* DIRECTIONS:
Find each line in the listing below that contains the word "adapter" and copy those lines. Treat uppercase and lowercase as different.

* SOURCE DATA:
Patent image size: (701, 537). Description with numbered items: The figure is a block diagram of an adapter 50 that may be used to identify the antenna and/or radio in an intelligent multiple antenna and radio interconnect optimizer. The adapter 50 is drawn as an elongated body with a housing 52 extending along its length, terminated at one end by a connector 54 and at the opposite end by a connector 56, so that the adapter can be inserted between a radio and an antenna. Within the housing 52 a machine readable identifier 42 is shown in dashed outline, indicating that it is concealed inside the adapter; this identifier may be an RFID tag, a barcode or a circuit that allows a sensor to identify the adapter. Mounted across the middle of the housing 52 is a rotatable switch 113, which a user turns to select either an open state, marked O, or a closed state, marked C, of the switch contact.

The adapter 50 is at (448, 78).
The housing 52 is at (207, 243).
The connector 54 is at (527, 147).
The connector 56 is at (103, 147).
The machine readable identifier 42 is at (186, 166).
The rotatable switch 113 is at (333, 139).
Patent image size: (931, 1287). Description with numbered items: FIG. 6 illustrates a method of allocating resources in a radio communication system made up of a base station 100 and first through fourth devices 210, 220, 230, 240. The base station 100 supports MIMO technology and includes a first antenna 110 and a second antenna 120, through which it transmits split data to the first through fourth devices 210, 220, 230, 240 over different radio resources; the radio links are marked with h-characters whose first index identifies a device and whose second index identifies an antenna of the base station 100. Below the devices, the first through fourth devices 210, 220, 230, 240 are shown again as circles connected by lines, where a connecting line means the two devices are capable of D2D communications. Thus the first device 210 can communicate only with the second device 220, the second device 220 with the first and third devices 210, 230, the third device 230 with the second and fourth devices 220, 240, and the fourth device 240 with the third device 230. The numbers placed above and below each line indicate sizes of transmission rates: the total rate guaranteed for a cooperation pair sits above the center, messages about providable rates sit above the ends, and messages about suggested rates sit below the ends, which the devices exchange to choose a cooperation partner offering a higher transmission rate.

* FINAL ANSWER:
Patent image size: (701, 537). Description with numbered items: The figure is a block diagram of an adapter 50 that may be used to identify the antenna and/or radio in an intelligent multiple antenna and radio interconnect optimizer. The adapter 50 is drawn as an elongated body with a housing 52 extending along its length, terminated at one end by a connector 54 and at the opposite end by a connector 56, so that the adapter can be inserted between a radio and an antenna. Within the housing 52 a machine readable identifier 42 is shown in dashed outline, indicating that it is concealed inside the adapter; this identifier may be an RFID tag, a barcode or a circuit that allows a sensor to identify the adapter. Mounted across the middle of the housing 52 is a rotatable switch 113, which a user turns to select either an open state, marked O, or a closed state, marked C, of the switch contact.
The adapter 50 is at (448, 78).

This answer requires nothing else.